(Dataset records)
_ _ _ _ _ _ _
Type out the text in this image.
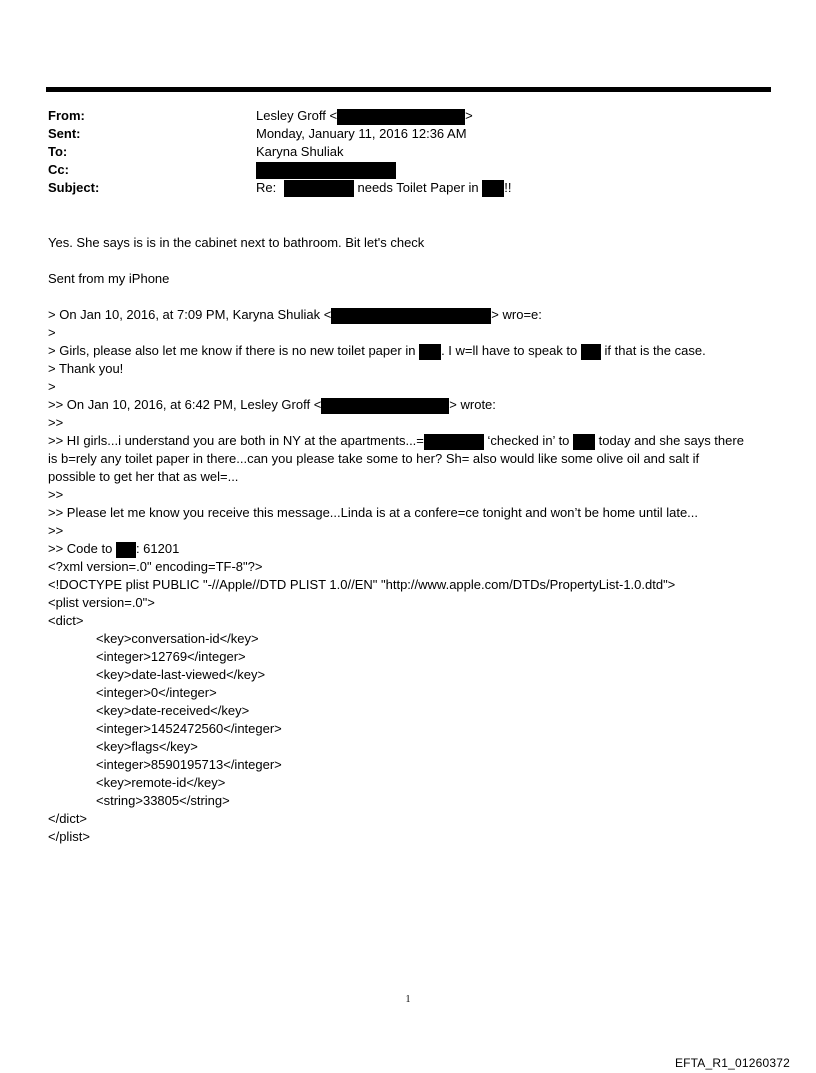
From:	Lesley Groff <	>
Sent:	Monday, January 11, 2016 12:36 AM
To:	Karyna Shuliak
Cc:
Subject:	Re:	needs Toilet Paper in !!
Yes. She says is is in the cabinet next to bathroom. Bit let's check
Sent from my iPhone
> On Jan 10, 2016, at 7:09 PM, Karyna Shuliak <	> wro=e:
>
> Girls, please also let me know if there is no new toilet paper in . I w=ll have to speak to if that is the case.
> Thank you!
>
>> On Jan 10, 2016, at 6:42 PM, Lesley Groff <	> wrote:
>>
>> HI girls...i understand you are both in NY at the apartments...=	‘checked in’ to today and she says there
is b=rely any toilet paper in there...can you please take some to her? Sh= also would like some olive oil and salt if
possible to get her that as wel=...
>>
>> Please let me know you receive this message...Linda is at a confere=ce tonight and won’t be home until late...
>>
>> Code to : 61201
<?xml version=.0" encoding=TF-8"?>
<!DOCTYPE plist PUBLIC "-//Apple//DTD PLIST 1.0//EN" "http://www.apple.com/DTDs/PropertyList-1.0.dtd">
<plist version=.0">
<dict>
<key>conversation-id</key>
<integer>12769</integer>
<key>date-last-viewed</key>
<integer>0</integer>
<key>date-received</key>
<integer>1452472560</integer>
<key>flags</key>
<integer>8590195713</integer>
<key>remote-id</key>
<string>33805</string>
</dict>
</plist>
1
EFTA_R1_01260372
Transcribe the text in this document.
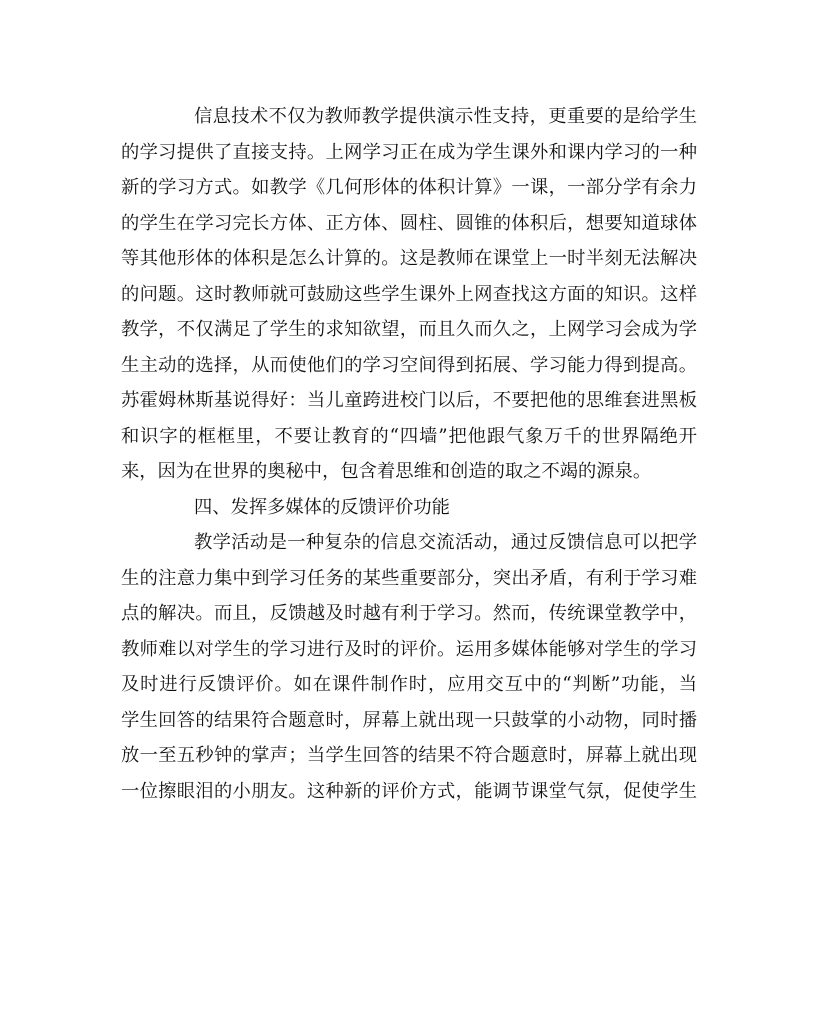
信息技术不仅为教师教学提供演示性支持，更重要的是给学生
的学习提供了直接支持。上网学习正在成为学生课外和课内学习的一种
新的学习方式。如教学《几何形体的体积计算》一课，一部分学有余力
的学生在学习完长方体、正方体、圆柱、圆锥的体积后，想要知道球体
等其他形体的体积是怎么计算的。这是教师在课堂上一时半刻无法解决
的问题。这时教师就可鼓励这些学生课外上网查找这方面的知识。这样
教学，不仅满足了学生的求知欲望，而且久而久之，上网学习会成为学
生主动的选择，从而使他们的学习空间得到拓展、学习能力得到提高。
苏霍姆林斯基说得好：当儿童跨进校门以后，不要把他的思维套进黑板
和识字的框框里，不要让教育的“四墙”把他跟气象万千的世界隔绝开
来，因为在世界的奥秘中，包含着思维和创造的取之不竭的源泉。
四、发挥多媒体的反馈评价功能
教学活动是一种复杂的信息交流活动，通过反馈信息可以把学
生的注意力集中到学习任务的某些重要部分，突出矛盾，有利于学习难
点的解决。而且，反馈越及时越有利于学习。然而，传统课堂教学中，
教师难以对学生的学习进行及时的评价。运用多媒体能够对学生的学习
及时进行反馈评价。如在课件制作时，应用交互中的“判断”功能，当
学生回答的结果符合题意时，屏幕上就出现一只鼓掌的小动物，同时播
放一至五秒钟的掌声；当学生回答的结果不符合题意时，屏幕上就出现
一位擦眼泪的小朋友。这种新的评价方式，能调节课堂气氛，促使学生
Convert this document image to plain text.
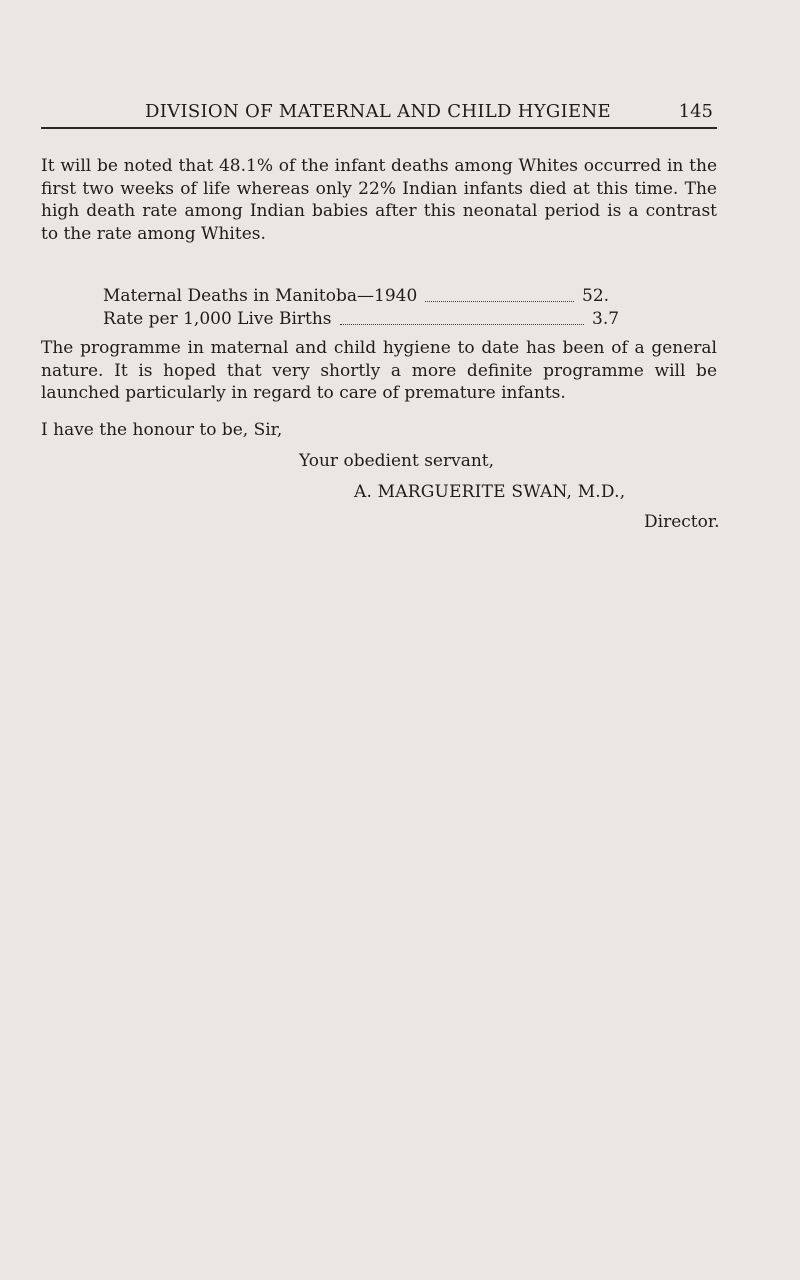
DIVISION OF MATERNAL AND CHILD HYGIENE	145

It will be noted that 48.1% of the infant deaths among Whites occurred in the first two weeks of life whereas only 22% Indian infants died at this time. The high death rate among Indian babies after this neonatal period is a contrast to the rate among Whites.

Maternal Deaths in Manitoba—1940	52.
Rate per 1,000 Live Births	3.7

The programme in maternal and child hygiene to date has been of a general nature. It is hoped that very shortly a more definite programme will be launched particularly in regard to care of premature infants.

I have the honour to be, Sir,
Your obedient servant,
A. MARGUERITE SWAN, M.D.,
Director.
_ _ _ _ _ _ _
EXERCISE DETAILS: Set down exactly, from the line that contains "Convert this document image to plain text." through the last line of the data, each line as it stands, and leave the pictures out.

TASK ANSWER:
Convert this document image to plain text.
DIVISION OF MATERNAL AND CHILD HYGIENE	145

It will be noted that 48.1% of the infant deaths among Whites occurred in the first two weeks of life whereas only 22% Indian infants died at this time. The high death rate among Indian babies after this neonatal period is a contrast to the rate among Whites.

Maternal Deaths in Manitoba—1940	52.
Rate per 1,000 Live Births	3.7

The programme in maternal and child hygiene to date has been of a general nature. It is hoped that very shortly a more definite programme will be launched particularly in regard to care of premature infants.

I have the honour to be, Sir,
Your obedient servant,
A. MARGUERITE SWAN, M.D.,
Director.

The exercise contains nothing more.